--- PROVIDED MATERIAL ---

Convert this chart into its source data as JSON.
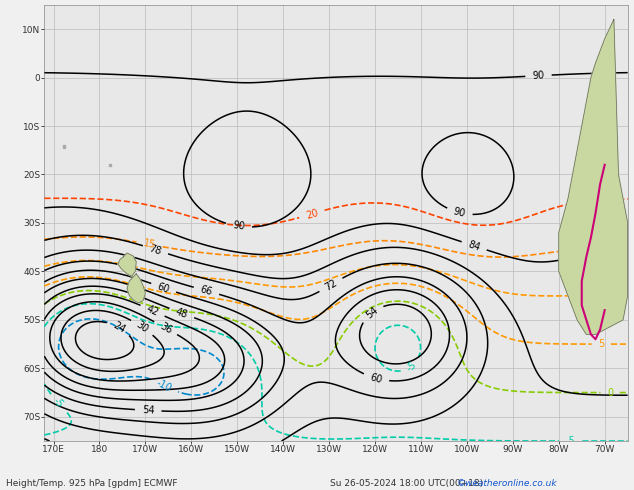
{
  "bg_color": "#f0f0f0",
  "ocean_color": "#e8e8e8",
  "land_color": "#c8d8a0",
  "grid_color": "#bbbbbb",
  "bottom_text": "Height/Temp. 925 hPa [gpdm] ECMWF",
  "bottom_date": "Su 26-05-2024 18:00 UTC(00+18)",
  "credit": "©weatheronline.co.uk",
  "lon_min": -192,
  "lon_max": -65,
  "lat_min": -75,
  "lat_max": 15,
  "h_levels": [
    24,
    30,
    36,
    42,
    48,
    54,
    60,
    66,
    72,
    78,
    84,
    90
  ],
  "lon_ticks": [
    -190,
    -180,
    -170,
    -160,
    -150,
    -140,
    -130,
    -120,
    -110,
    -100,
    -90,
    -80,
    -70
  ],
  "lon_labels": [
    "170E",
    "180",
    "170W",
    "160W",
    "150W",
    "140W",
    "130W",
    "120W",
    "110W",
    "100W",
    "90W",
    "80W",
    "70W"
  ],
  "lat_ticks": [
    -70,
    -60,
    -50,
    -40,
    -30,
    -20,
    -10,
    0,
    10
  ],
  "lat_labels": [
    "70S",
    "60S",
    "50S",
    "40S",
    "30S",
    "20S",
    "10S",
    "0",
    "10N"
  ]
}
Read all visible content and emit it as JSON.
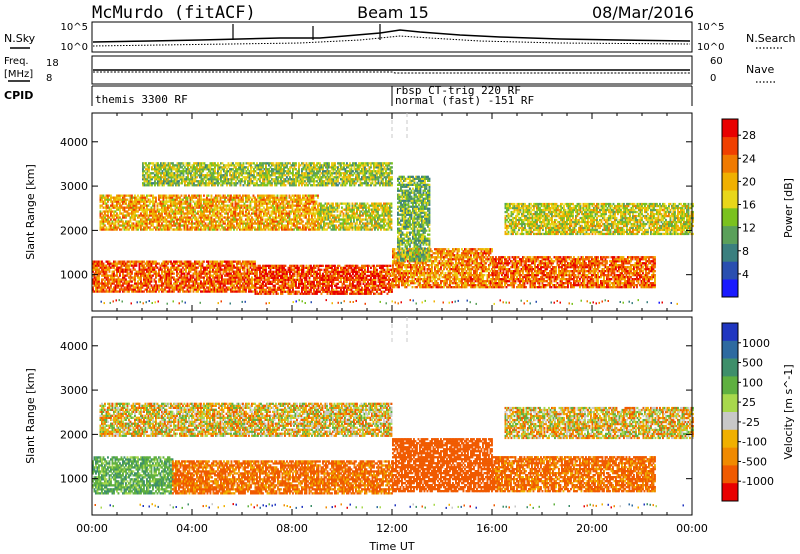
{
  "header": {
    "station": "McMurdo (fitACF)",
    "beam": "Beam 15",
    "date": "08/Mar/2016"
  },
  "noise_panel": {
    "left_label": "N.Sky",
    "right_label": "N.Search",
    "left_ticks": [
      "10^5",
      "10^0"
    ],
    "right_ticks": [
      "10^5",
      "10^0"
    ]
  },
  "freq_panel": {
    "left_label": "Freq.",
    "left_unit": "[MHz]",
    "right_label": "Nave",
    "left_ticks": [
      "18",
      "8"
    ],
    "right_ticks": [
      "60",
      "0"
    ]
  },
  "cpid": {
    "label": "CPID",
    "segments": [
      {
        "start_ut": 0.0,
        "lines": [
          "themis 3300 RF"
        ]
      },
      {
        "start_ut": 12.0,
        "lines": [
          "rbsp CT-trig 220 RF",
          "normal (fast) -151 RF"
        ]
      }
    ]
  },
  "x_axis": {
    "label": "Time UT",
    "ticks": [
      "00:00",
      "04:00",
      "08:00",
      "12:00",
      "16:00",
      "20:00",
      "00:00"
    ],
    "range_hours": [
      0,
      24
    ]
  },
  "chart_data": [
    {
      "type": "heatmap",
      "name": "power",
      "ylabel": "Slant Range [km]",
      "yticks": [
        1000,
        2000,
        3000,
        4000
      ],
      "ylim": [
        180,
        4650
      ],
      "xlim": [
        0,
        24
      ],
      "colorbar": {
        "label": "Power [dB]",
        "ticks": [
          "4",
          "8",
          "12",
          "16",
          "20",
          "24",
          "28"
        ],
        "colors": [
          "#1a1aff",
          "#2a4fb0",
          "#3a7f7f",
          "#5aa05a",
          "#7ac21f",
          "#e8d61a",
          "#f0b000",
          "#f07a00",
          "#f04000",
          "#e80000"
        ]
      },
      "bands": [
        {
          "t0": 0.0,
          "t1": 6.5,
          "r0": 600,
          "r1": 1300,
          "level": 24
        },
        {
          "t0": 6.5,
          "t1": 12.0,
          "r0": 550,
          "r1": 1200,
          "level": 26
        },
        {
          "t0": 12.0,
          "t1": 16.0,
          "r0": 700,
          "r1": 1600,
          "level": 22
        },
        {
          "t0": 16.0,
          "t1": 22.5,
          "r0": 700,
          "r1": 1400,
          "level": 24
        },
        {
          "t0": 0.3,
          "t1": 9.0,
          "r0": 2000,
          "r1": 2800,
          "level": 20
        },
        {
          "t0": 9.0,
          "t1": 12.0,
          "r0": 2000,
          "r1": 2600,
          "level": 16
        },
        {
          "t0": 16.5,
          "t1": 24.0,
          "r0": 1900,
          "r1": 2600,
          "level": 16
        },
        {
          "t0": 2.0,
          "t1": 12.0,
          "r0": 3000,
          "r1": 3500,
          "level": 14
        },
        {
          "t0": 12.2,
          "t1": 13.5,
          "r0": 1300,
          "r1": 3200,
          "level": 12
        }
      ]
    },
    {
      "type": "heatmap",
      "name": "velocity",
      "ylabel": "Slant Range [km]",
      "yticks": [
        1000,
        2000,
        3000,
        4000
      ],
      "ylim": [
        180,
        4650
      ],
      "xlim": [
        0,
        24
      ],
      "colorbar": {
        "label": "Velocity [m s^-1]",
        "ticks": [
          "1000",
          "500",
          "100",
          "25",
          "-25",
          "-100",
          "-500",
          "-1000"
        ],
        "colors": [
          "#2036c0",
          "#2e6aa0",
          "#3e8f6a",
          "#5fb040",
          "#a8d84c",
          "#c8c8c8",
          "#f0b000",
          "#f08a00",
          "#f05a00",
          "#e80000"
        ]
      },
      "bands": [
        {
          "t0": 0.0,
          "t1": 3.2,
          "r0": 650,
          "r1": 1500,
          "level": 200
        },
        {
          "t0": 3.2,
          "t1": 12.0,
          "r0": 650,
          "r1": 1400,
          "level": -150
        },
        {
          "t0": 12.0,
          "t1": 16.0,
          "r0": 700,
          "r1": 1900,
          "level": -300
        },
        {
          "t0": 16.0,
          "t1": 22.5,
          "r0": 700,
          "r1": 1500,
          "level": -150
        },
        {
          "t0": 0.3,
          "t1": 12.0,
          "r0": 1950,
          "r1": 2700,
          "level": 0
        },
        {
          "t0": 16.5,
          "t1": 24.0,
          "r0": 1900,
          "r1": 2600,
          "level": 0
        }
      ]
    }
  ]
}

---

## [EXERCISE PROMPT]
Repeat the listing above exactly, with no pictures.

## [TASK ANSWER]
Convert this chart into its source data as JSON.
{
  "bg_color": "#f0f0f0",
  "ocean_color": "#e8e8e8",
  "land_color": "#c8d8a0",
  "grid_color": "#bbbbbb",
  "bottom_text": "Height/Temp. 925 hPa [gpdm] ECMWF",
  "bottom_date": "Su 26-05-2024 18:00 UTC(00+18)",
  "credit": "©weatheronline.co.uk",
  "lon_min": -192,
  "lon_max": -65,
  "lat_min": -75,
  "lat_max": 15,
  "h_levels": [
    24,
    30,
    36,
    42,
    48,
    54,
    60,
    66,
    72,
    78,
    84,
    90
  ],
  "lon_ticks": [
    -190,
    -180,
    -170,
    -160,
    -150,
    -140,
    -130,
    -120,
    -110,
    -100,
    -90,
    -80,
    -70
  ],
  "lon_labels": [
    "170E",
    "180",
    "170W",
    "160W",
    "150W",
    "140W",
    "130W",
    "120W",
    "110W",
    "100W",
    "90W",
    "80W",
    "70W"
  ],
  "lat_ticks": [
    -70,
    -60,
    -50,
    -40,
    -30,
    -20,
    -10,
    0,
    10
  ],
  "lat_labels": [
    "70S",
    "60S",
    "50S",
    "40S",
    "30S",
    "20S",
    "10S",
    "0",
    "10N"
  ]
}
Read all visible content and emit it as JSON.
{
  "header": {
    "station": "McMurdo (fitACF)",
    "beam": "Beam 15",
    "date": "08/Mar/2016"
  },
  "noise_panel": {
    "left_label": "N.Sky",
    "right_label": "N.Search",
    "left_ticks": [
      "10^5",
      "10^0"
    ],
    "right_ticks": [
      "10^5",
      "10^0"
    ]
  },
  "freq_panel": {
    "left_label": "Freq.",
    "left_unit": "[MHz]",
    "right_label": "Nave",
    "left_ticks": [
      "18",
      "8"
    ],
    "right_ticks": [
      "60",
      "0"
    ]
  },
  "cpid": {
    "label": "CPID",
    "segments": [
      {
        "start_ut": 0.0,
        "lines": [
          "themis 3300 RF"
        ]
      },
      {
        "start_ut": 12.0,
        "lines": [
          "rbsp CT-trig 220 RF",
          "normal (fast) -151 RF"
        ]
      }
    ]
  },
  "x_axis": {
    "label": "Time UT",
    "ticks": [
      "00:00",
      "04:00",
      "08:00",
      "12:00",
      "16:00",
      "20:00",
      "00:00"
    ],
    "range_hours": [
      0,
      24
    ]
  },
  "chart_data": [
    {
      "type": "heatmap",
      "name": "power",
      "ylabel": "Slant Range [km]",
      "yticks": [
        1000,
        2000,
        3000,
        4000
      ],
      "ylim": [
        180,
        4650
      ],
      "xlim": [
        0,
        24
      ],
      "colorbar": {
        "label": "Power [dB]",
        "ticks": [
          "4",
          "8",
          "12",
          "16",
          "20",
          "24",
          "28"
        ],
        "colors": [
          "#1a1aff",
          "#2a4fb0",
          "#3a7f7f",
          "#5aa05a",
          "#7ac21f",
          "#e8d61a",
          "#f0b000",
          "#f07a00",
          "#f04000",
          "#e80000"
        ]
      },
      "bands": [
        {
          "t0": 0.0,
          "t1": 6.5,
          "r0": 600,
          "r1": 1300,
          "level": 24
        },
        {
          "t0": 6.5,
          "t1": 12.0,
          "r0": 550,
          "r1": 1200,
          "level": 26
        },
        {
          "t0": 12.0,
          "t1": 16.0,
          "r0": 700,
          "r1": 1600,
          "level": 22
        },
        {
          "t0": 16.0,
          "t1": 22.5,
          "r0": 700,
          "r1": 1400,
          "level": 24
        },
        {
          "t0": 0.3,
          "t1": 9.0,
          "r0": 2000,
          "r1": 2800,
          "level": 20
        },
        {
          "t0": 9.0,
          "t1": 12.0,
          "r0": 2000,
          "r1": 2600,
          "level": 16
        },
        {
          "t0": 16.5,
          "t1": 24.0,
          "r0": 1900,
          "r1": 2600,
          "level": 16
        },
        {
          "t0": 2.0,
          "t1": 12.0,
          "r0": 3000,
          "r1": 3500,
          "level": 14
        },
        {
          "t0": 12.2,
          "t1": 13.5,
          "r0": 1300,
          "r1": 3200,
          "level": 12
        }
      ]
    },
    {
      "type": "heatmap",
      "name": "velocity",
      "ylabel": "Slant Range [km]",
      "yticks": [
        1000,
        2000,
        3000,
        4000
      ],
      "ylim": [
        180,
        4650
      ],
      "xlim": [
        0,
        24
      ],
      "colorbar": {
        "label": "Velocity [m s^-1]",
        "ticks": [
          "1000",
          "500",
          "100",
          "25",
          "-25",
          "-100",
          "-500",
          "-1000"
        ],
        "colors": [
          "#2036c0",
          "#2e6aa0",
          "#3e8f6a",
          "#5fb040",
          "#a8d84c",
          "#c8c8c8",
          "#f0b000",
          "#f08a00",
          "#f05a00",
          "#e80000"
        ]
      },
      "bands": [
        {
          "t0": 0.0,
          "t1": 3.2,
          "r0": 650,
          "r1": 1500,
          "level": 200
        },
        {
          "t0": 3.2,
          "t1": 12.0,
          "r0": 650,
          "r1": 1400,
          "level": -150
        },
        {
          "t0": 12.0,
          "t1": 16.0,
          "r0": 700,
          "r1": 1900,
          "level": -300
        },
        {
          "t0": 16.0,
          "t1": 22.5,
          "r0": 700,
          "r1": 1500,
          "level": -150
        },
        {
          "t0": 0.3,
          "t1": 12.0,
          "r0": 1950,
          "r1": 2700,
          "level": 0
        },
        {
          "t0": 16.5,
          "t1": 24.0,
          "r0": 1900,
          "r1": 2600,
          "level": 0
        }
      ]
    }
  ]
}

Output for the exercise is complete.